— Start Given records —

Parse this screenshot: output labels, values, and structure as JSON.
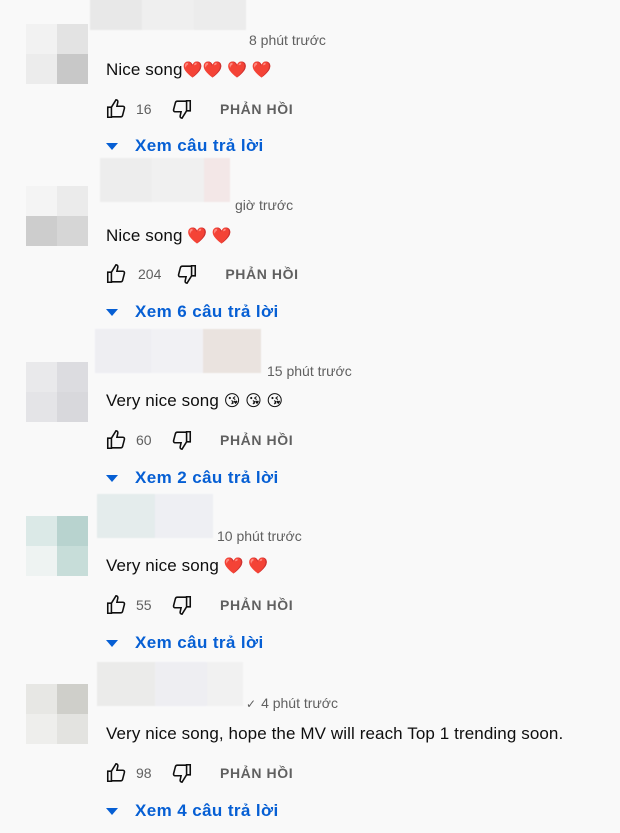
{
  "colors": {
    "link": "#065fd4",
    "secondary_text": "#606060",
    "heart": "#e3001b"
  },
  "comments": [
    {
      "time": "8 phút trước",
      "text": "Nice song",
      "emoji": "❤️❤️ ❤️ ❤️",
      "likes": "16",
      "reply_label": "PHẢN HỒI",
      "replies_label": "Xem câu trả lời",
      "verified": false
    },
    {
      "time": "giờ trước",
      "text": "Nice song",
      "emoji": "❤️ ❤️",
      "likes": "204",
      "reply_label": "PHẢN HỒI",
      "replies_label": "Xem 6 câu trả lời",
      "verified": false
    },
    {
      "time": "15 phút trước",
      "text": "Very nice song",
      "emoji": "😘 😘 😘",
      "likes": "60",
      "reply_label": "PHẢN HỒI",
      "replies_label": "Xem 2 câu trả lời",
      "verified": false
    },
    {
      "time": "10 phút trước",
      "text": "Very nice song",
      "emoji": "❤️ ❤️",
      "likes": "55",
      "reply_label": "PHẢN HỒI",
      "replies_label": "Xem câu trả lời",
      "verified": false
    },
    {
      "time": "4 phút trước",
      "text": "Very nice song, hope the MV will reach Top 1 trending soon.",
      "emoji": "",
      "likes": "98",
      "reply_label": "PHẢN HỒI",
      "replies_label": "Xem 4 câu trả lời",
      "verified": true
    }
  ]
}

— End Given records —

▸ **Direction**:
Gather, from the listing above, every line carrying the word "phút".

▸ **Answer to this problem**:
      "time": "8 phút trước",
      "time": "15 phút trước",
      "time": "10 phút trước",
      "time": "4 phút trước",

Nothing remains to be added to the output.